TASK: Collect every line below that contains the word "timestamp".

RECORDS FOR THIS TASK:
□ □ □ □ □

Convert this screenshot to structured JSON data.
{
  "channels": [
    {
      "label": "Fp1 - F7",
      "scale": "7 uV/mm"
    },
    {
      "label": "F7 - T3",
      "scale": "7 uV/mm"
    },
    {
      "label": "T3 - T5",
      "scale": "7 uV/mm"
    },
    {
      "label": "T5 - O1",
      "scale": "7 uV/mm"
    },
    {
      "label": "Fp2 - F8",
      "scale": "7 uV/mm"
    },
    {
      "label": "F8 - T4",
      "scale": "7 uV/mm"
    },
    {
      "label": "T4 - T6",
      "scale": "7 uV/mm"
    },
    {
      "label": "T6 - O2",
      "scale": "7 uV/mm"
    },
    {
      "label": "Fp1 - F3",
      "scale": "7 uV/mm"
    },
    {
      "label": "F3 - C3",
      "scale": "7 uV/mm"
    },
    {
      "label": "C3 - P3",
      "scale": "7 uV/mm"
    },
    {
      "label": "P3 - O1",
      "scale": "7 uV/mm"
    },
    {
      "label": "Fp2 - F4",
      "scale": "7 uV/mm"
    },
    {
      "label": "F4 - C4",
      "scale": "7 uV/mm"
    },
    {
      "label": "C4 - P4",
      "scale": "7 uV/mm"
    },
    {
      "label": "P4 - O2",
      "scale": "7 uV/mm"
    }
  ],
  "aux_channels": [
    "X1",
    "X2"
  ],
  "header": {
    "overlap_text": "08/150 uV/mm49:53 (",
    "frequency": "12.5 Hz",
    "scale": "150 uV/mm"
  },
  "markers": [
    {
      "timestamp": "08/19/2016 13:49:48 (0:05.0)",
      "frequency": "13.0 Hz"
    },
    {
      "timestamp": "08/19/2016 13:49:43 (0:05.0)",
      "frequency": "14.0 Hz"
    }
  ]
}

□ □ □ □ □

SOLUTION FOR THIS EXERCISE:
      "timestamp": "08/19/2016 13:49:48 (0:05.0)",
      "timestamp": "08/19/2016 13:49:43 (0:05.0)",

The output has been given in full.